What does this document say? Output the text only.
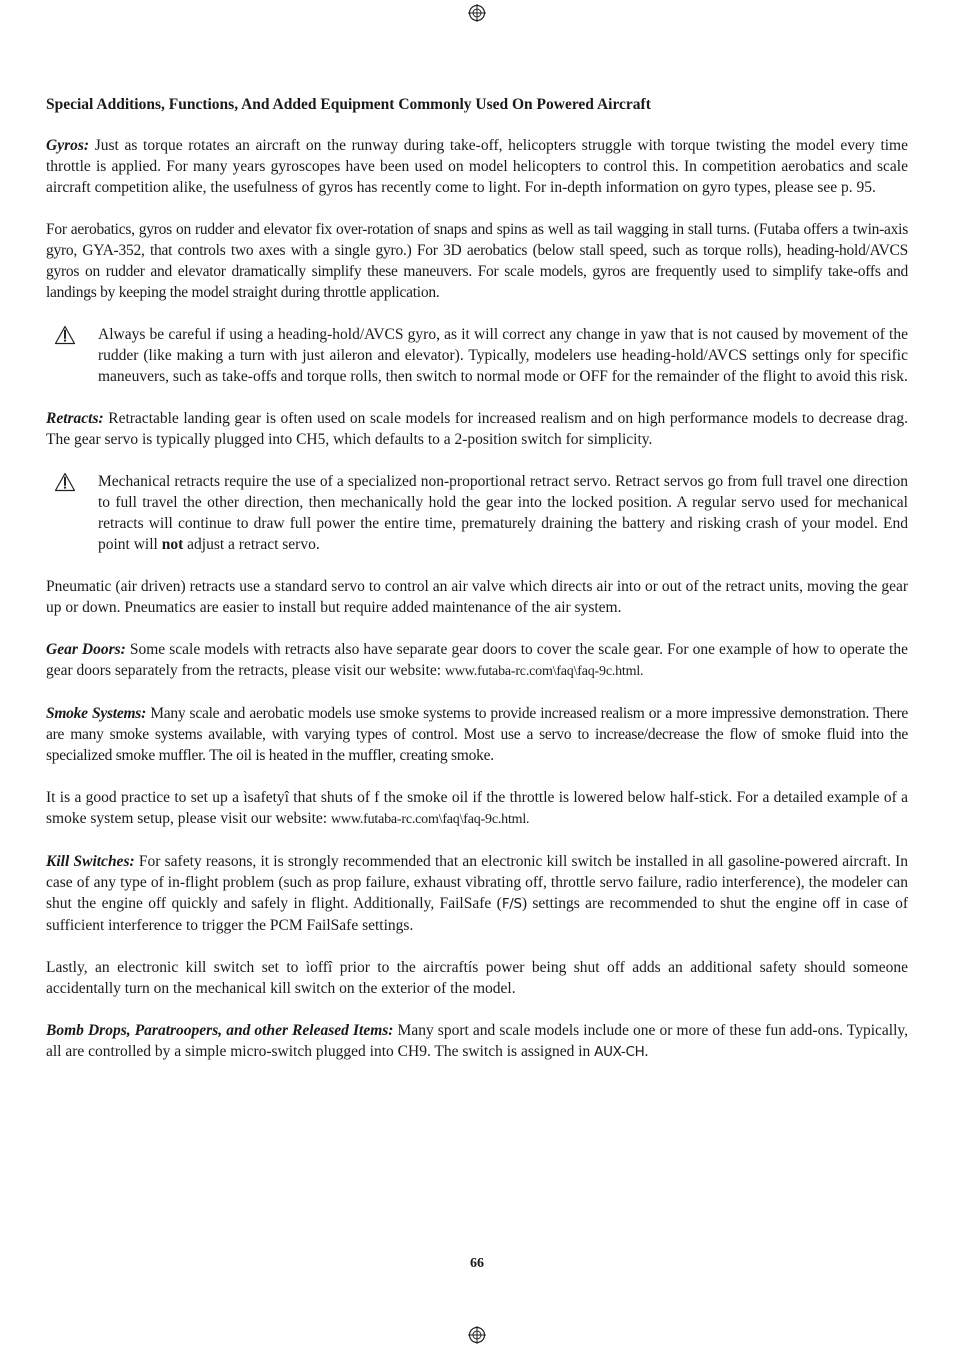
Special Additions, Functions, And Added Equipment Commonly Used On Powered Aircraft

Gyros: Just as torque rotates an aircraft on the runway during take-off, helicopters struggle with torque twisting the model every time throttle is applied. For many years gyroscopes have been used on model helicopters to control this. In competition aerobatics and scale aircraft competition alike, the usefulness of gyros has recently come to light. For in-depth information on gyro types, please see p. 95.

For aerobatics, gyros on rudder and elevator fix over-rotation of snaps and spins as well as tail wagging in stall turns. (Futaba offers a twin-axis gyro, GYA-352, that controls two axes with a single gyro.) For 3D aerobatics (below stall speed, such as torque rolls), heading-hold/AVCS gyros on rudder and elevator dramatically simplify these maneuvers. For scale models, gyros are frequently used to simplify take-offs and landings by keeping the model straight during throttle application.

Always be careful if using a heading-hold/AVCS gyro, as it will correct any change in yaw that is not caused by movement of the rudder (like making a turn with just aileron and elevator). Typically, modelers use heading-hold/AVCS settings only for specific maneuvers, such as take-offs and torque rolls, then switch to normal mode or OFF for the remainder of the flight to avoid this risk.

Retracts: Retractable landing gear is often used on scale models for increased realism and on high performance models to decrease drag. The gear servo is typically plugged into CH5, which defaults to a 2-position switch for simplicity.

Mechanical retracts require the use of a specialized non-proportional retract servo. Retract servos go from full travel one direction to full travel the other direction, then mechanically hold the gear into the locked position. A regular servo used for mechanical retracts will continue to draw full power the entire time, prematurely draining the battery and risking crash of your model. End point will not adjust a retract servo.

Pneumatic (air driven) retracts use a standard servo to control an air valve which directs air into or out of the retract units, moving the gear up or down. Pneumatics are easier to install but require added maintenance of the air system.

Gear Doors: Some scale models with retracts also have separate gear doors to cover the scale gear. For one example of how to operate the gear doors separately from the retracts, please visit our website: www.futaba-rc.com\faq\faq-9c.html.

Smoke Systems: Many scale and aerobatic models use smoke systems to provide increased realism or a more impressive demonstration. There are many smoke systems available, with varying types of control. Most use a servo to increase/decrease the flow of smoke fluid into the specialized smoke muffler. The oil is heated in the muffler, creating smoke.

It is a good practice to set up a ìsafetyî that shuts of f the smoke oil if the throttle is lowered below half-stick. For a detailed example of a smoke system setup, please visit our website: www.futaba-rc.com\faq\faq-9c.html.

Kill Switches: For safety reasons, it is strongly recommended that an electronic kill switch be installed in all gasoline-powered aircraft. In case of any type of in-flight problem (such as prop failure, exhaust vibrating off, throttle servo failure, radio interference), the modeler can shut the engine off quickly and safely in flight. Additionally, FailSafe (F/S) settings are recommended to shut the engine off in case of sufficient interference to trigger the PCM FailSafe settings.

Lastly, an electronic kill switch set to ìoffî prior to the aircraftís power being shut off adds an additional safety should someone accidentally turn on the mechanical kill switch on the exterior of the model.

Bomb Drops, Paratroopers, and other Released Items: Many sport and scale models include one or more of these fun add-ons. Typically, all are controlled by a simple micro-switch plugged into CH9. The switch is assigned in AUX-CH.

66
...
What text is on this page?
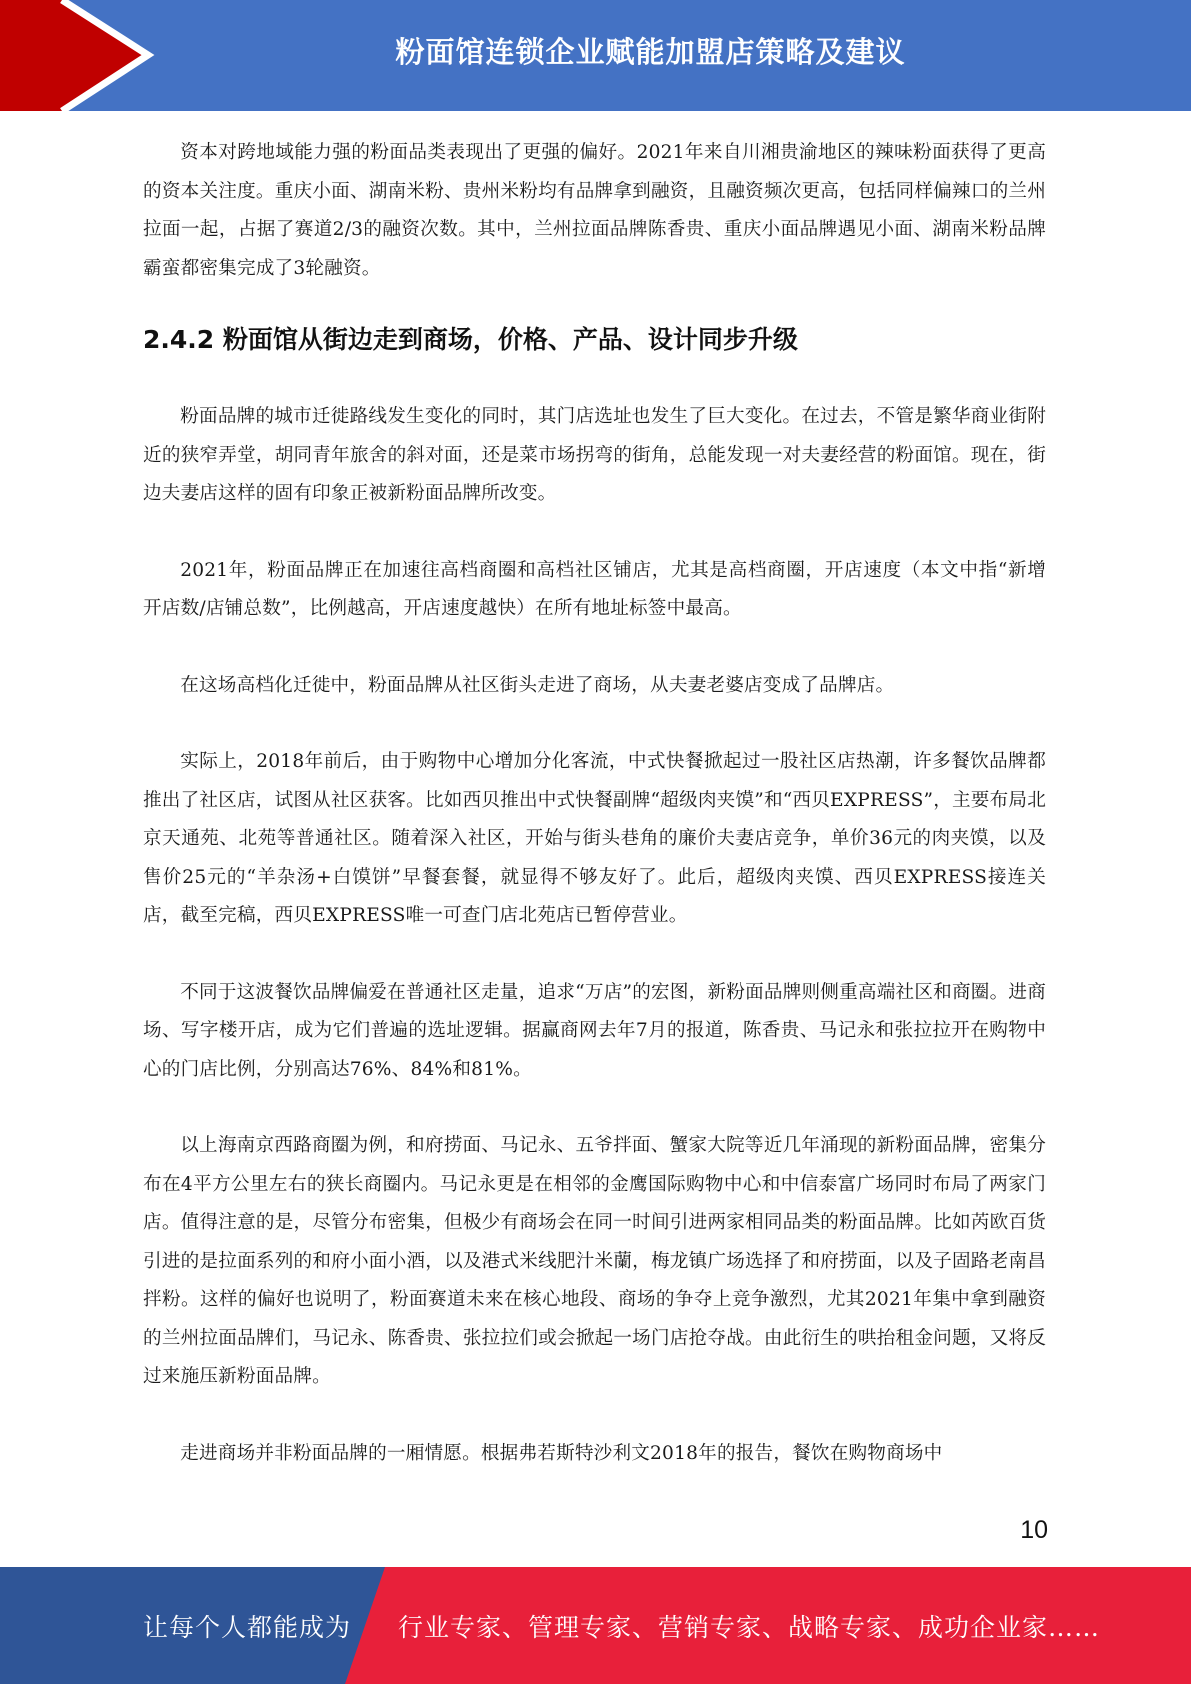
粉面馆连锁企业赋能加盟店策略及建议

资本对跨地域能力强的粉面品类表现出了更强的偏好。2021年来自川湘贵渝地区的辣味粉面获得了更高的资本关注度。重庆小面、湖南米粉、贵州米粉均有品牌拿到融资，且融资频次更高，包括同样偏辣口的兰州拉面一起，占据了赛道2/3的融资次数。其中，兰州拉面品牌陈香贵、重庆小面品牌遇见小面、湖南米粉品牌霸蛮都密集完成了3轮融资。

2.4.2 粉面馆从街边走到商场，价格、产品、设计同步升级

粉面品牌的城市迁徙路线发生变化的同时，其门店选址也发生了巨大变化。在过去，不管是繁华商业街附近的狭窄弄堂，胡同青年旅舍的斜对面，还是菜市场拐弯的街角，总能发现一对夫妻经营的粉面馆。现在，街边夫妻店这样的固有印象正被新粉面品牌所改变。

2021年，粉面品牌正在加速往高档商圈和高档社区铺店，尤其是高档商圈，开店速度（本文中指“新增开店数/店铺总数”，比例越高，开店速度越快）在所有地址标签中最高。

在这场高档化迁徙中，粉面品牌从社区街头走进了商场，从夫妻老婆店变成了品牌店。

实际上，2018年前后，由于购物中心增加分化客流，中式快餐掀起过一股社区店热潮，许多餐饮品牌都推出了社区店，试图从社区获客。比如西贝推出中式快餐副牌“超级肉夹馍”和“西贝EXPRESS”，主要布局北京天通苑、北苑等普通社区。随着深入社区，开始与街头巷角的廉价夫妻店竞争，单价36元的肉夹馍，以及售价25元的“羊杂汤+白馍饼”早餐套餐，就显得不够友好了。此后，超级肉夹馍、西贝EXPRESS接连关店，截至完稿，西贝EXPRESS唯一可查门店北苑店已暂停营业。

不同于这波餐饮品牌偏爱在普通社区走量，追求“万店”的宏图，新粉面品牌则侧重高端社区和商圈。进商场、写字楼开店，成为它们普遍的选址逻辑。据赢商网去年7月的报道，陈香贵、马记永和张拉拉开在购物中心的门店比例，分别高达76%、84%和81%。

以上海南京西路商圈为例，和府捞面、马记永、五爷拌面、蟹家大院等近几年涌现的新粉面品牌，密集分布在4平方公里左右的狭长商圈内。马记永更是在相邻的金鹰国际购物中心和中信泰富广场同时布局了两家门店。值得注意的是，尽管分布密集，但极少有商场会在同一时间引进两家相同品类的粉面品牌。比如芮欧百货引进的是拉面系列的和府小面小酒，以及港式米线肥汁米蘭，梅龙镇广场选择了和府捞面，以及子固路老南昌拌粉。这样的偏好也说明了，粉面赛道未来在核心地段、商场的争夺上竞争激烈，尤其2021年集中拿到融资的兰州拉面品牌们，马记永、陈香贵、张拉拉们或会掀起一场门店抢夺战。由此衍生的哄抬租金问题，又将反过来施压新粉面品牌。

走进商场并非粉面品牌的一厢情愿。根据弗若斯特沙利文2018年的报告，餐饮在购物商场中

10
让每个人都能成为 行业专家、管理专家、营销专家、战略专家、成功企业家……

Problem:
Using the material above, gather every line that includes "text".

Correct response:
What does this document say? Output the text only.
What text is on this page?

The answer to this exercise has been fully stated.